>> Start DATA ROWS

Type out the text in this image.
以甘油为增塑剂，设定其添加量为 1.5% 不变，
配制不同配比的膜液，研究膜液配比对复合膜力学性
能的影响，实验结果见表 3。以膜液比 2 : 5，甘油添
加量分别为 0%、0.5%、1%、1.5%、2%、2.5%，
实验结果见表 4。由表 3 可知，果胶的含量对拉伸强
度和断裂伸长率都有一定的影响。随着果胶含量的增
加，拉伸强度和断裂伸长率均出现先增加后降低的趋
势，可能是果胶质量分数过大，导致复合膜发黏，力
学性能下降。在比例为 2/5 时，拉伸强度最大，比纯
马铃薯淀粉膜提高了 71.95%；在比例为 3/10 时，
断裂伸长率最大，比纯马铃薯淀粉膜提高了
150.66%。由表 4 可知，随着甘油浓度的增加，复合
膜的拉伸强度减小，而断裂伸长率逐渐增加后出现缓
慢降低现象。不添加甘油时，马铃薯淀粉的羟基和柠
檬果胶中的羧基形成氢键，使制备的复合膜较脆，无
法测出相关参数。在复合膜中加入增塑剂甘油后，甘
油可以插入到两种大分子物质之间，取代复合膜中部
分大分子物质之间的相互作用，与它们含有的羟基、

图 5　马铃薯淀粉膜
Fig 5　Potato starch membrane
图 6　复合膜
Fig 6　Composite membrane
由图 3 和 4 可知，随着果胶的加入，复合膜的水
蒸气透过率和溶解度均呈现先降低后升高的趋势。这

>> End DATA ROWS

EXERCISE AIM –
From the records above, extract each line exactly as shown.

RESPONSE TO THIS EXERCISE –
Type out the text in this image.
以甘油为增塑剂，设定其添加量为 1.5% 不变，
配制不同配比的膜液，研究膜液配比对复合膜力学性
能的影响，实验结果见表 3。以膜液比 2 : 5，甘油添
加量分别为 0%、0.5%、1%、1.5%、2%、2.5%，
实验结果见表 4。由表 3 可知，果胶的含量对拉伸强
度和断裂伸长率都有一定的影响。随着果胶含量的增
加，拉伸强度和断裂伸长率均出现先增加后降低的趋
势，可能是果胶质量分数过大，导致复合膜发黏，力
学性能下降。在比例为 2/5 时，拉伸强度最大，比纯
马铃薯淀粉膜提高了 71.95%；在比例为 3/10 时，
断裂伸长率最大，比纯马铃薯淀粉膜提高了
150.66%。由表 4 可知，随着甘油浓度的增加，复合
膜的拉伸强度减小，而断裂伸长率逐渐增加后出现缓
慢降低现象。不添加甘油时，马铃薯淀粉的羟基和柠
檬果胶中的羧基形成氢键，使制备的复合膜较脆，无
法测出相关参数。在复合膜中加入增塑剂甘油后，甘
油可以插入到两种大分子物质之间，取代复合膜中部
分大分子物质之间的相互作用，与它们含有的羟基、

图 5　马铃薯淀粉膜
Fig 5　Potato starch membrane
图 6　复合膜
Fig 6　Composite membrane
由图 3 和 4 可知，随着果胶的加入，复合膜的水
蒸气透过率和溶解度均呈现先降低后升高的趋势。这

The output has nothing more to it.